[Start of Material shown]

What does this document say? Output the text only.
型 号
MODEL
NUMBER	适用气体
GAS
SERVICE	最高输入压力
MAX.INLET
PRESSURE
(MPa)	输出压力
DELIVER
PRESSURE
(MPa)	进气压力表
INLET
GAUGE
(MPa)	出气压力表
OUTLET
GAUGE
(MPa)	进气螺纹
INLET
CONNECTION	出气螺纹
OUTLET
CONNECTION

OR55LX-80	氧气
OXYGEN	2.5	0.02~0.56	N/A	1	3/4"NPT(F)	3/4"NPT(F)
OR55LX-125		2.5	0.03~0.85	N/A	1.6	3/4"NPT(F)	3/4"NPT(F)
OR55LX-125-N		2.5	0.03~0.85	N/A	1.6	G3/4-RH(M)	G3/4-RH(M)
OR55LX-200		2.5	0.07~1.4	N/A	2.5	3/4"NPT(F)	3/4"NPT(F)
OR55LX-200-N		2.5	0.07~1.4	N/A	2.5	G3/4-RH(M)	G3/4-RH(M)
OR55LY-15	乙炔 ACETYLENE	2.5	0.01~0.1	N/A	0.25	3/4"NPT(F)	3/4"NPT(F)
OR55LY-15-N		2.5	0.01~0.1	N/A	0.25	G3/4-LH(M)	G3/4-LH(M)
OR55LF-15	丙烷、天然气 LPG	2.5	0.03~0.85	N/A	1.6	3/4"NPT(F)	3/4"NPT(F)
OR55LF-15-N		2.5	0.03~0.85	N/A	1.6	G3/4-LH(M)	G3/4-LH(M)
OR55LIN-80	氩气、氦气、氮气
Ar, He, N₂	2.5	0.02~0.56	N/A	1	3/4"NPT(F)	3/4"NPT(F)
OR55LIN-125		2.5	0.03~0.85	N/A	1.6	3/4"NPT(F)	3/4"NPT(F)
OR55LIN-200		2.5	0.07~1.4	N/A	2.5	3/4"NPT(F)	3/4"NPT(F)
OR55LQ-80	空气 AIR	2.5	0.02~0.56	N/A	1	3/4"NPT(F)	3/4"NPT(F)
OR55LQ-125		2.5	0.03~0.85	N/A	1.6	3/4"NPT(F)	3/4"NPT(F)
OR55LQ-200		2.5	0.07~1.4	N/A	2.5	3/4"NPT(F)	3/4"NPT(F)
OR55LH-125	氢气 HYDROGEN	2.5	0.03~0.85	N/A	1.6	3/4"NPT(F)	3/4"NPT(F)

[End of Material shown]

Job
Print all of the data exactly as it was given.

Task result
What does this document say? Output the text only.
型 号
MODEL
NUMBER	适用气体
GAS
SERVICE	最高输入压力
MAX.INLET
PRESSURE
(MPa)	输出压力
DELIVER
PRESSURE
(MPa)	进气压力表
INLET
GAUGE
(MPa)	出气压力表
OUTLET
GAUGE
(MPa)	进气螺纹
INLET
CONNECTION	出气螺纹
OUTLET
CONNECTION

OR55LX-80	氧气
OXYGEN	2.5	0.02~0.56	N/A	1	3/4"NPT(F)	3/4"NPT(F)
OR55LX-125		2.5	0.03~0.85	N/A	1.6	3/4"NPT(F)	3/4"NPT(F)
OR55LX-125-N		2.5	0.03~0.85	N/A	1.6	G3/4-RH(M)	G3/4-RH(M)
OR55LX-200		2.5	0.07~1.4	N/A	2.5	3/4"NPT(F)	3/4"NPT(F)
OR55LX-200-N		2.5	0.07~1.4	N/A	2.5	G3/4-RH(M)	G3/4-RH(M)
OR55LY-15	乙炔 ACETYLENE	2.5	0.01~0.1	N/A	0.25	3/4"NPT(F)	3/4"NPT(F)
OR55LY-15-N		2.5	0.01~0.1	N/A	0.25	G3/4-LH(M)	G3/4-LH(M)
OR55LF-15	丙烷、天然气 LPG	2.5	0.03~0.85	N/A	1.6	3/4"NPT(F)	3/4"NPT(F)
OR55LF-15-N		2.5	0.03~0.85	N/A	1.6	G3/4-LH(M)	G3/4-LH(M)
OR55LIN-80	氩气、氦气、氮气
Ar, He, N₂	2.5	0.02~0.56	N/A	1	3/4"NPT(F)	3/4"NPT(F)
OR55LIN-125		2.5	0.03~0.85	N/A	1.6	3/4"NPT(F)	3/4"NPT(F)
OR55LIN-200		2.5	0.07~1.4	N/A	2.5	3/4"NPT(F)	3/4"NPT(F)
OR55LQ-80	空气 AIR	2.5	0.02~0.56	N/A	1	3/4"NPT(F)	3/4"NPT(F)
OR55LQ-125		2.5	0.03~0.85	N/A	1.6	3/4"NPT(F)	3/4"NPT(F)
OR55LQ-200		2.5	0.07~1.4	N/A	2.5	3/4"NPT(F)	3/4"NPT(F)
OR55LH-125	氢气 HYDROGEN	2.5	0.03~0.85	N/A	1.6	3/4"NPT(F)	3/4"NPT(F)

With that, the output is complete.